**TASK DIRECTIONS:** Write out each entry, exactly the way it appears.

Figure record extracts
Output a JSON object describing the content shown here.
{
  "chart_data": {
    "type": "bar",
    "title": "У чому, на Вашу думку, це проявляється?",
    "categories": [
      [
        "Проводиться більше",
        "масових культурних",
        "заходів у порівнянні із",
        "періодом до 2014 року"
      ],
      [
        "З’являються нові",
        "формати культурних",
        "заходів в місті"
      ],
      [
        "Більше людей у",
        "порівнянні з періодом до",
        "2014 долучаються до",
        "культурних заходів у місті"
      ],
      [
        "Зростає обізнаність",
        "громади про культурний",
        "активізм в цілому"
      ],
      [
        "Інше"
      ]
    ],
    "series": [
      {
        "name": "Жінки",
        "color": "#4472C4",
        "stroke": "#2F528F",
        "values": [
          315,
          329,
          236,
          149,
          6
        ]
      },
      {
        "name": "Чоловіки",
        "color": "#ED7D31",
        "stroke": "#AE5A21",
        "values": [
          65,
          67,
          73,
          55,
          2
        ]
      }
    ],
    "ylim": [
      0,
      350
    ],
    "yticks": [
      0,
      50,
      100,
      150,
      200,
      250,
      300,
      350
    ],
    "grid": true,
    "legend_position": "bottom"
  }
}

**TASK OUTPUT:**
Output a JSON object describing the content shown here.
{
  "chart_data": {
    "type": "bar",
    "title": "У чому, на Вашу думку, це проявляється?",
    "categories": [
      [
        "Проводиться більше",
        "масових культурних",
        "заходів у порівнянні із",
        "періодом до 2014 року"
      ],
      [
        "З’являються нові",
        "формати культурних",
        "заходів в місті"
      ],
      [
        "Більше людей у",
        "порівнянні з періодом до",
        "2014 долучаються до",
        "культурних заходів у місті"
      ],
      [
        "Зростає обізнаність",
        "громади про культурний",
        "активізм в цілому"
      ],
      [
        "Інше"
      ]
    ],
    "series": [
      {
        "name": "Жінки",
        "color": "#4472C4",
        "stroke": "#2F528F",
        "values": [
          315,
          329,
          236,
          149,
          6
        ]
      },
      {
        "name": "Чоловіки",
        "color": "#ED7D31",
        "stroke": "#AE5A21",
        "values": [
          65,
          67,
          73,
          55,
          2
        ]
      }
    ],
    "ylim": [
      0,
      350
    ],
    "yticks": [
      0,
      50,
      100,
      150,
      200,
      250,
      300,
      350
    ],
    "grid": true,
    "legend_position": "bottom"
  }
}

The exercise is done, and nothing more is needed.